**WHAT YOU NEED TO DO:** Copy every line of the listing below without alteration, character for character.

Data entries
<<<<

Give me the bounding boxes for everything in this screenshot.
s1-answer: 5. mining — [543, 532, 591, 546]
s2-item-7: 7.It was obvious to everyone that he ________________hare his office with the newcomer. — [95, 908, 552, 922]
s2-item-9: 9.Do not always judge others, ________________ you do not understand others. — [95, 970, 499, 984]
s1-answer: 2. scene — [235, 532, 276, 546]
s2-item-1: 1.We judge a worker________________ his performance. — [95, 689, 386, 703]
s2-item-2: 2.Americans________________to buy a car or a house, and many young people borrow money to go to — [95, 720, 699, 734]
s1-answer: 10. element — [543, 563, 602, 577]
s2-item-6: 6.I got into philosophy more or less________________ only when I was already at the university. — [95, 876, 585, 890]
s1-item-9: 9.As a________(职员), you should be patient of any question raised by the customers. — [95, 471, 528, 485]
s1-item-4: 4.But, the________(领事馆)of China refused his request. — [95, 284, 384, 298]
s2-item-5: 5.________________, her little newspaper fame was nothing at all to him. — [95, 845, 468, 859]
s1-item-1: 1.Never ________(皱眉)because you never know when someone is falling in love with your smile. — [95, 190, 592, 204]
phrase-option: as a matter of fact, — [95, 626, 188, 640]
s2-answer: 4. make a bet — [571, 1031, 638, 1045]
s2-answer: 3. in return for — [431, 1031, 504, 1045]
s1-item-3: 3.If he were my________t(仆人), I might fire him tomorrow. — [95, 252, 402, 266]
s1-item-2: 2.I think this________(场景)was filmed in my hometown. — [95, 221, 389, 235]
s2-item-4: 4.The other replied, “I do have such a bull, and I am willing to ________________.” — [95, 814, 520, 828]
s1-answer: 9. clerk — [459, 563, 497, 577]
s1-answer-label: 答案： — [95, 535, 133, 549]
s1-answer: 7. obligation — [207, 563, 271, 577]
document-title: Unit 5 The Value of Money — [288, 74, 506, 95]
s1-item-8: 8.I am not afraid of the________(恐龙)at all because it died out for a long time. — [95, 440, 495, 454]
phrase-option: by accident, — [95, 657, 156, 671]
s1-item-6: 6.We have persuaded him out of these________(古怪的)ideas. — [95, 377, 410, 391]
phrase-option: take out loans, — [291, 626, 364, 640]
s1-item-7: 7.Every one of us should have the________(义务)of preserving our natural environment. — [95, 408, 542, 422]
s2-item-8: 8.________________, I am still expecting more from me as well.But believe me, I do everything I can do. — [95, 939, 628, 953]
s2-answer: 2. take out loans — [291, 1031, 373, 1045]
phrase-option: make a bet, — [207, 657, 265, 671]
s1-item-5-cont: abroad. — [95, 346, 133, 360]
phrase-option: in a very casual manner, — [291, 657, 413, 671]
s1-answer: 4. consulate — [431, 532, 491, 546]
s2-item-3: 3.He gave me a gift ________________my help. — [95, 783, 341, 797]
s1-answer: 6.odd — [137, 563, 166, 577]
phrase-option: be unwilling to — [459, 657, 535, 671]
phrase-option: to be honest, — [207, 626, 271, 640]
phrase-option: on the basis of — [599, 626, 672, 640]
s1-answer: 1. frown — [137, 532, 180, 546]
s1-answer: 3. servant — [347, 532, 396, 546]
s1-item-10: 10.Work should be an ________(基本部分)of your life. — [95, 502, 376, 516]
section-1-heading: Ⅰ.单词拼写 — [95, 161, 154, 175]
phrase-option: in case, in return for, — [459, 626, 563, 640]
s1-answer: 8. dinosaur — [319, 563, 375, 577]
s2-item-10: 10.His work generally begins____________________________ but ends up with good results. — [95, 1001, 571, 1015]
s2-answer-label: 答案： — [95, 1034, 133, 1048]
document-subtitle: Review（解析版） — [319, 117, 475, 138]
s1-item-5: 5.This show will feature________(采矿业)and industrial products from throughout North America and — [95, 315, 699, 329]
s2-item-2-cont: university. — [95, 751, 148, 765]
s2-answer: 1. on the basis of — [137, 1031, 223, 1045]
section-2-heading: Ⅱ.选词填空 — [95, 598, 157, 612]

>>>>

**EXPECTED OUTPUT:**
Give me the bounding boxes for everything in this screenshot.
s1-answer: 5. mining — [543, 532, 591, 546]
s2-item-7: 7.It was obvious to everyone that he ________________hare his office with the newcomer. — [95, 908, 552, 922]
s2-item-9: 9.Do not always judge others, ________________ you do not understand others. — [95, 970, 499, 984]
s1-answer: 2. scene — [235, 532, 276, 546]
s2-item-1: 1.We judge a worker________________ his performance. — [95, 689, 386, 703]
s2-item-2: 2.Americans________________to buy a car or a house, and many young people borrow money to go to — [95, 720, 699, 734]
s1-answer: 10. element — [543, 563, 602, 577]
s2-item-6: 6.I got into philosophy more or less________________ only when I was already at the university. — [95, 876, 585, 890]
s1-item-9: 9.As a________(职员), you should be patient of any question raised by the customers. — [95, 471, 528, 485]
s1-item-4: 4.But, the________(领事馆)of China refused his request. — [95, 284, 384, 298]
s2-item-5: 5.________________, her little newspaper fame was nothing at all to him. — [95, 845, 468, 859]
s1-item-1: 1.Never ________(皱眉)because you never know when someone is falling in love with your smile. — [95, 190, 592, 204]
phrase-option: as a matter of fact, — [95, 626, 188, 640]
s2-answer: 4. make a bet — [571, 1031, 638, 1045]
s2-answer: 3. in return for — [431, 1031, 504, 1045]
s1-item-3: 3.If he were my________t(仆人), I might fire him tomorrow. — [95, 252, 402, 266]
s1-item-2: 2.I think this________(场景)was filmed in my hometown. — [95, 221, 389, 235]
s2-item-4: 4.The other replied, “I do have such a bull, and I am willing to ________________.” — [95, 814, 520, 828]
s1-answer: 9. clerk — [459, 563, 497, 577]
s1-answer-label: 答案： — [95, 535, 133, 549]
s1-answer: 7. obligation — [207, 563, 271, 577]
document-title: Unit 5 The Value of Money — [288, 74, 506, 95]
s1-item-8: 8.I am not afraid of the________(恐龙)at all because it died out for a long time. — [95, 440, 495, 454]
phrase-option: by accident, — [95, 657, 156, 671]
s1-item-6: 6.We have persuaded him out of these________(古怪的)ideas. — [95, 377, 410, 391]
phrase-option: take out loans, — [291, 626, 364, 640]
s1-item-7: 7.Every one of us should have the________(义务)of preserving our natural environment. — [95, 408, 542, 422]
s2-item-8: 8.________________, I am still expecting more from me as well.But believe me, I do everything I can do. — [95, 939, 628, 953]
s2-answer: 2. take out loans — [291, 1031, 373, 1045]
phrase-option: make a bet, — [207, 657, 265, 671]
s1-item-5-cont: abroad. — [95, 346, 133, 360]
phrase-option: in a very casual manner, — [291, 657, 413, 671]
s1-answer: 4. consulate — [431, 532, 491, 546]
s2-item-3: 3.He gave me a gift ________________my help. — [95, 783, 341, 797]
s1-answer: 6.odd — [137, 563, 166, 577]
phrase-option: be unwilling to — [459, 657, 535, 671]
phrase-option: to be honest, — [207, 626, 271, 640]
phrase-option: on the basis of — [599, 626, 672, 640]
s1-answer: 1. frown — [137, 532, 180, 546]
s1-answer: 3. servant — [347, 532, 396, 546]
s1-item-10: 10.Work should be an ________(基本部分)of your life. — [95, 502, 376, 516]
section-1-heading: Ⅰ.单词拼写 — [95, 161, 154, 175]
phrase-option: in case, in return for, — [459, 626, 563, 640]
s1-answer: 8. dinosaur — [319, 563, 375, 577]
s2-item-10: 10.His work generally begins____________________________ but ends up with good results. — [95, 1001, 571, 1015]
s2-answer-label: 答案： — [95, 1034, 133, 1048]
document-subtitle: Review（解析版） — [319, 117, 475, 138]
s1-item-5: 5.This show will feature________(采矿业)and industrial products from throughout North America and — [95, 315, 699, 329]
s2-item-2-cont: university. — [95, 751, 148, 765]
s2-answer: 1. on the basis of — [137, 1031, 223, 1045]
section-2-heading: Ⅱ.选词填空 — [95, 598, 157, 612]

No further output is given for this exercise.